STORED ROWS:
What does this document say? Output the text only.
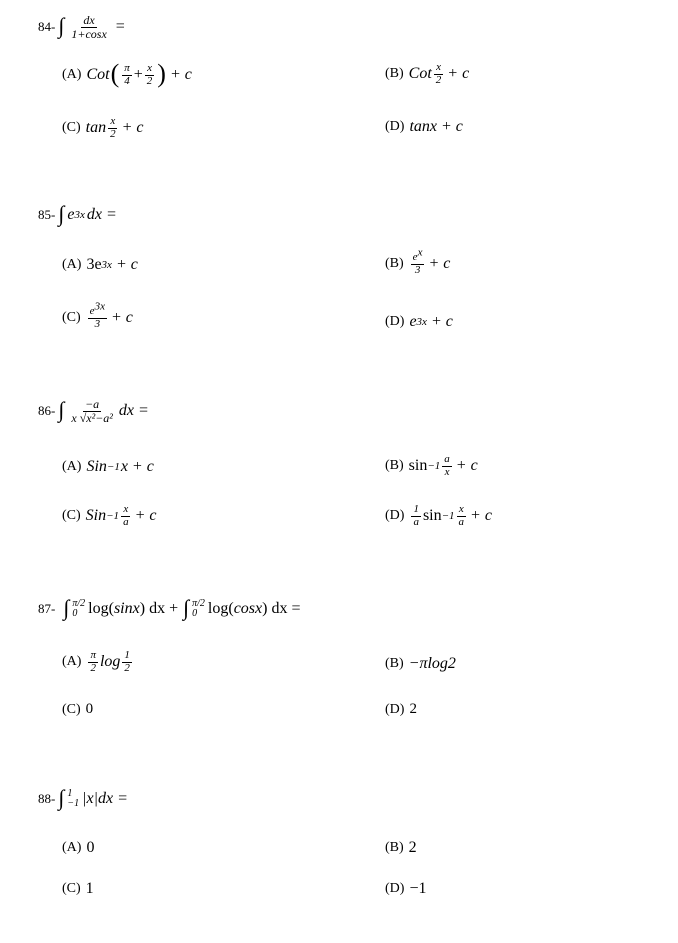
84- ∫ $\frac{dx}{1+\cos x}$ =
(A) Cot ( $\frac{\pi}{4} + \frac{x}{2}$ ) + c	(B) Cot $\frac{x}{2} + c$
(C) $\tan \frac{x}{2} + c$	(D) tanx + c
85- ∫ e 3x dx =
(A) 3e 3x + c	$(B) \frac{ex}{3} + c$
$(C) \frac{e3x}{3} + c$	(D) e 3x + c
86- ∫ $\frac{-a}{\text{x √x²−a²}}$ dx =
(A) Sin −1 x + c	(B) $\sin -1 \frac{a}{x} + c$
(C) Sin $-1 \frac{x}{a} + c$	$(D) \frac{1}{a}$ $\sin -1 \frac{x}{a} + c$
87- ∫ π/2
0 log( sinx ) dx + ∫ π/2
0 log( cosx ) dx =
$(A) \frac{\pi}{2}$ $\log \frac{1}{2}$	(B) −πlog2
(C) 0	(D) 2
88- ∫ 1
−1 |x|dx =
(A) 0	(B) 2
(C) 1	(D) −1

DIRECTION: Reproduce the records, all of them, word for word; omit the pictures.

TASK SOLUTION:
What does this document say? Output the text only.
84- ∫ $\frac{dx}{1+\cos x}$ =
(A) Cot ( $\frac{\pi}{4} + \frac{x}{2}$ ) + c	(B) Cot $\frac{x}{2} + c$
(C) $\tan \frac{x}{2} + c$	(D) tanx + c
85- ∫ e 3x dx =
(A) 3e 3x + c	$(B) \frac{ex}{3} + c$
$(C) \frac{e3x}{3} + c$	(D) e 3x + c
86- ∫ $\frac{-a}{\text{x √x²−a²}}$ dx =
(A) Sin −1 x + c	(B) $\sin -1 \frac{a}{x} + c$
(C) Sin $-1 \frac{x}{a} + c$	$(D) \frac{1}{a}$ $\sin -1 \frac{x}{a} + c$
87- ∫ π/2
0 log( sinx ) dx + ∫ π/2
0 log( cosx ) dx =
$(A) \frac{\pi}{2}$ $\log \frac{1}{2}$	(B) −πlog2
(C) 0	(D) 2
88- ∫ 1
−1 |x|dx =
(A) 0	(B) 2
(C) 1	(D) −1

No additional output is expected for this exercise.